• DATA FOR THIS TASK:
"""

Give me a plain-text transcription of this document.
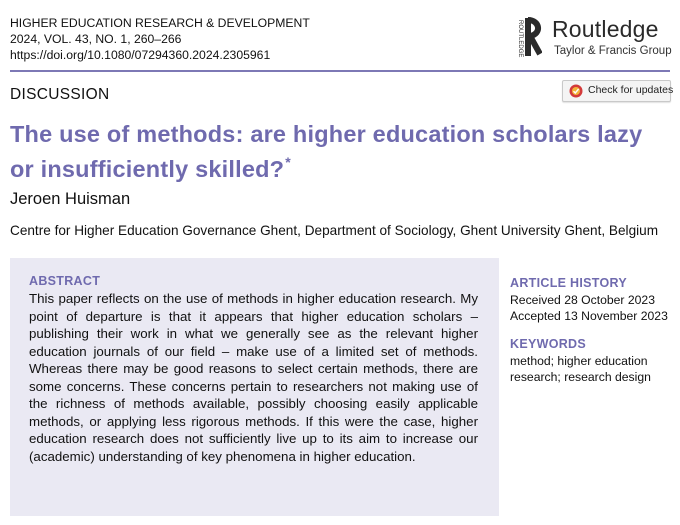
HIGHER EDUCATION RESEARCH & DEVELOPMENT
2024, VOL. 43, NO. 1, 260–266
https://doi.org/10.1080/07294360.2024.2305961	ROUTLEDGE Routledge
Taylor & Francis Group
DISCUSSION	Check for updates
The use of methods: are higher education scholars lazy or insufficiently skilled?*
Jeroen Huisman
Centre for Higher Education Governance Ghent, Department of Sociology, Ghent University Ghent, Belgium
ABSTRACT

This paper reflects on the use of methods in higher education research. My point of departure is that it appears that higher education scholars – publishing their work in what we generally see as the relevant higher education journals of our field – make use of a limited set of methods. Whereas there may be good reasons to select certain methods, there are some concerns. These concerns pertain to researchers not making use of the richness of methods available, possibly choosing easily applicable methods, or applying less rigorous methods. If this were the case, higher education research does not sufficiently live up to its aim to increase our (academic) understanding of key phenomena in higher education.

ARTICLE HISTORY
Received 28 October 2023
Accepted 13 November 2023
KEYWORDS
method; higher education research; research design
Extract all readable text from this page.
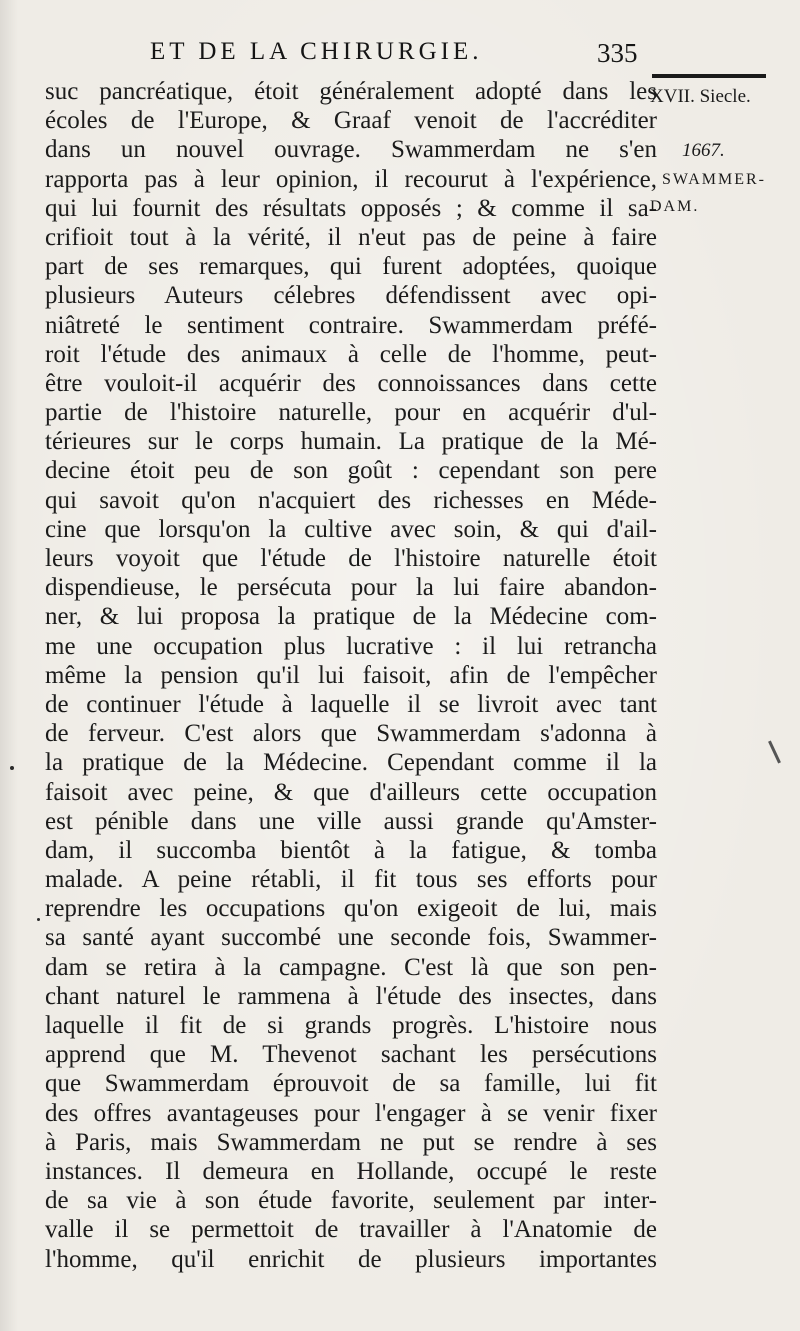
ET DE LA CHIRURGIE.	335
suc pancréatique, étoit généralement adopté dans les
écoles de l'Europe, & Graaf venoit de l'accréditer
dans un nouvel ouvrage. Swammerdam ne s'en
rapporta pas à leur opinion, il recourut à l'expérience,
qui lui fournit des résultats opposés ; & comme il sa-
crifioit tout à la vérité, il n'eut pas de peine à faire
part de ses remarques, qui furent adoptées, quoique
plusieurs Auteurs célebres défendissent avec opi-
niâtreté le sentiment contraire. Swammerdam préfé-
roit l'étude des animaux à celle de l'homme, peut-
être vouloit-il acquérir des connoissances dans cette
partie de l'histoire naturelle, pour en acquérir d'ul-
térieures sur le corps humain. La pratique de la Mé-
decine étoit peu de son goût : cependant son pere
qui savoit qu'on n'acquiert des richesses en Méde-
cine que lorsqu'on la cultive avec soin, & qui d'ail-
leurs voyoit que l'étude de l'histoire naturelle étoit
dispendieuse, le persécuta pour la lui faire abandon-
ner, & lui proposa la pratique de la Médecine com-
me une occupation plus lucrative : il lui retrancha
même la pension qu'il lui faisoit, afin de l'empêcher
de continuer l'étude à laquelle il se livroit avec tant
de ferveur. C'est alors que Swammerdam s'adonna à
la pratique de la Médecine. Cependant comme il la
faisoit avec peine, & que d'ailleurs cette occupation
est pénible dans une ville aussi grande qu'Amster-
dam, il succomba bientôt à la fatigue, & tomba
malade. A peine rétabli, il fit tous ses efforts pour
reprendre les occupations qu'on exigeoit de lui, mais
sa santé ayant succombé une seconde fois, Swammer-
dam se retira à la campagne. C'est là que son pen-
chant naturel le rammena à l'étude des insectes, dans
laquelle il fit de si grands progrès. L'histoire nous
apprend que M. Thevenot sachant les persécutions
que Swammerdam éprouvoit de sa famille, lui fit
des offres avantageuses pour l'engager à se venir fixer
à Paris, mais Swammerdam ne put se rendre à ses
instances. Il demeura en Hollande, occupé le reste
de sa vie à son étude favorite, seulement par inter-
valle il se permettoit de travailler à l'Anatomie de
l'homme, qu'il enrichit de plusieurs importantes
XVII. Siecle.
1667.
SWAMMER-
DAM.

"""
"""

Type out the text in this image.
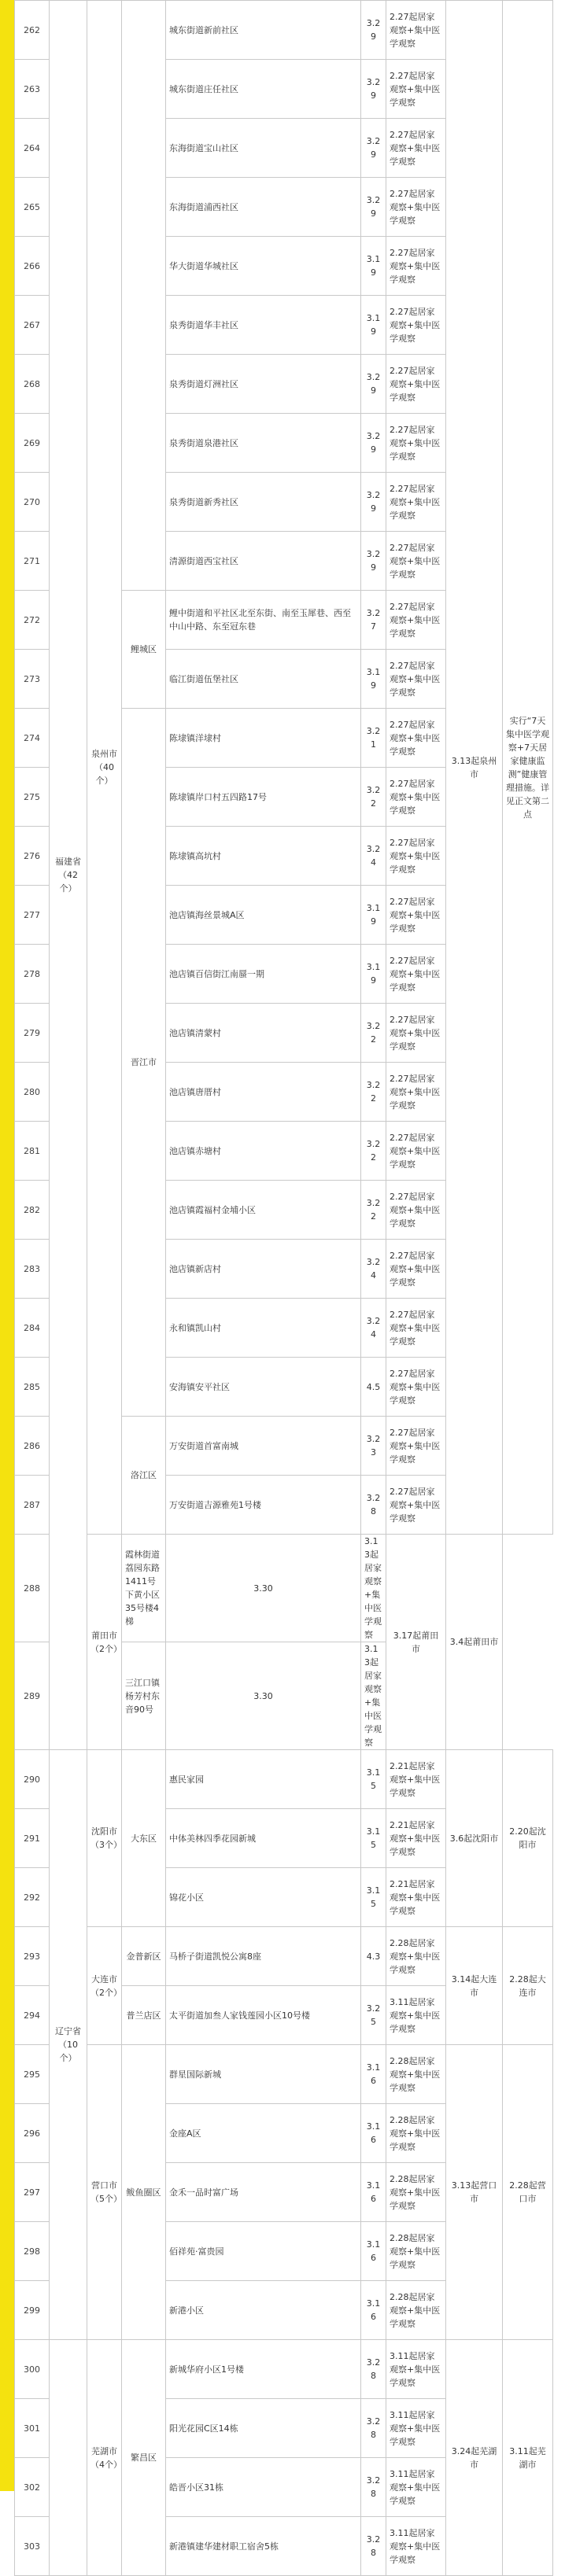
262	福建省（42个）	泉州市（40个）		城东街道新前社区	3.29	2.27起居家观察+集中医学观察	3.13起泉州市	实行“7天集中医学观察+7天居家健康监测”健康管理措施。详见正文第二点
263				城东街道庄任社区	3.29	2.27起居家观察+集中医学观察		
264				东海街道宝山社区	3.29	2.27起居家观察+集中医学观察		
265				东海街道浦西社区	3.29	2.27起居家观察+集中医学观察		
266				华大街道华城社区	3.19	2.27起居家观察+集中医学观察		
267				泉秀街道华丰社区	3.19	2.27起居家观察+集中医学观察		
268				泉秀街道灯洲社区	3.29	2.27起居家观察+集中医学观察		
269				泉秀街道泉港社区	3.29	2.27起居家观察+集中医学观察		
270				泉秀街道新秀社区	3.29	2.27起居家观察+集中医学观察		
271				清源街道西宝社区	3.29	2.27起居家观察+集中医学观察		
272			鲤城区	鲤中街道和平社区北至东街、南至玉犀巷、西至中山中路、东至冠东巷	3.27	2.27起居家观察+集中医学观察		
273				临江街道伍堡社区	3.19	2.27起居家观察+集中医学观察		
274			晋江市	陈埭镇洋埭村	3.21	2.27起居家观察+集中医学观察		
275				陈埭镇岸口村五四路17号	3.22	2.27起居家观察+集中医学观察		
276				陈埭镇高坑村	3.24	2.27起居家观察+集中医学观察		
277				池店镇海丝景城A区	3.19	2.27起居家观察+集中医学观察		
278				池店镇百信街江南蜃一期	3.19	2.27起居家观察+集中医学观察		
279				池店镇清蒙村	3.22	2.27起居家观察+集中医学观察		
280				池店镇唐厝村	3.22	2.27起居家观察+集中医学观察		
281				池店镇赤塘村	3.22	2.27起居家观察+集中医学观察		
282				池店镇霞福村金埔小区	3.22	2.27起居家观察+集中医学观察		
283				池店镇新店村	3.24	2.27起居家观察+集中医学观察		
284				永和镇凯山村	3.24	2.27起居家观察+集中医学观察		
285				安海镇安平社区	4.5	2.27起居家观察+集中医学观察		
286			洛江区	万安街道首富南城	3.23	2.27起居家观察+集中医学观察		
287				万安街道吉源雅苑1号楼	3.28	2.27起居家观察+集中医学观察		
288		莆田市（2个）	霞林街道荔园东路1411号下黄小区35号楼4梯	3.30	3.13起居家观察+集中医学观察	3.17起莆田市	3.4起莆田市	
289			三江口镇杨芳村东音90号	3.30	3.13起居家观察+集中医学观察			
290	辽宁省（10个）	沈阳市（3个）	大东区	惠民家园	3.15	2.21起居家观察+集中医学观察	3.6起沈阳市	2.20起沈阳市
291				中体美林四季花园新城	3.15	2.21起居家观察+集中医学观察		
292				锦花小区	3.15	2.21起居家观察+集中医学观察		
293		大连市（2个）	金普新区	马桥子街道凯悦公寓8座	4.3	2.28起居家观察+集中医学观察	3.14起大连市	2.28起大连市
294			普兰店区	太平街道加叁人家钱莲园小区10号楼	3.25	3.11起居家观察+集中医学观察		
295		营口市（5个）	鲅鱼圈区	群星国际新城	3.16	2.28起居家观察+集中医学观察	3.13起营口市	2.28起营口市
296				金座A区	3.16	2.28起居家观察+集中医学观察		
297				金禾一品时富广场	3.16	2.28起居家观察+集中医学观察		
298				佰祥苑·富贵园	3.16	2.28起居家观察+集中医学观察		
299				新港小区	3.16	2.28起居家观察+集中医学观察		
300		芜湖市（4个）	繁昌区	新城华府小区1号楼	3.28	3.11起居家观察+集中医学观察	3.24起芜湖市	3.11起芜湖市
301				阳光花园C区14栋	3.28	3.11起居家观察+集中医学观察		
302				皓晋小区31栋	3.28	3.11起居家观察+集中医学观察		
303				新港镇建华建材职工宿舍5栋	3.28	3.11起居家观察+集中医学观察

"""
"""

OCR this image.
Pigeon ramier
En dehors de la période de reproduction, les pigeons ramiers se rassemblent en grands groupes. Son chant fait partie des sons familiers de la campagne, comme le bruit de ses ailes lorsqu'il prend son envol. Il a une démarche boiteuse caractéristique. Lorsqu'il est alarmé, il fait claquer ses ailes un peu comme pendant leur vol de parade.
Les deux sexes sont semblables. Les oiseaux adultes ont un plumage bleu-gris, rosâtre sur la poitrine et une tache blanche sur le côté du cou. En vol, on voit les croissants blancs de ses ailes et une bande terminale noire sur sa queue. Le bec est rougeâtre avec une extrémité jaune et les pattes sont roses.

"""

• TASK TO CARRY OUT:
Go over the records above line by line and count those holding the word "scholars". Reply only with the number.

• FINISHED EXERCISE:
2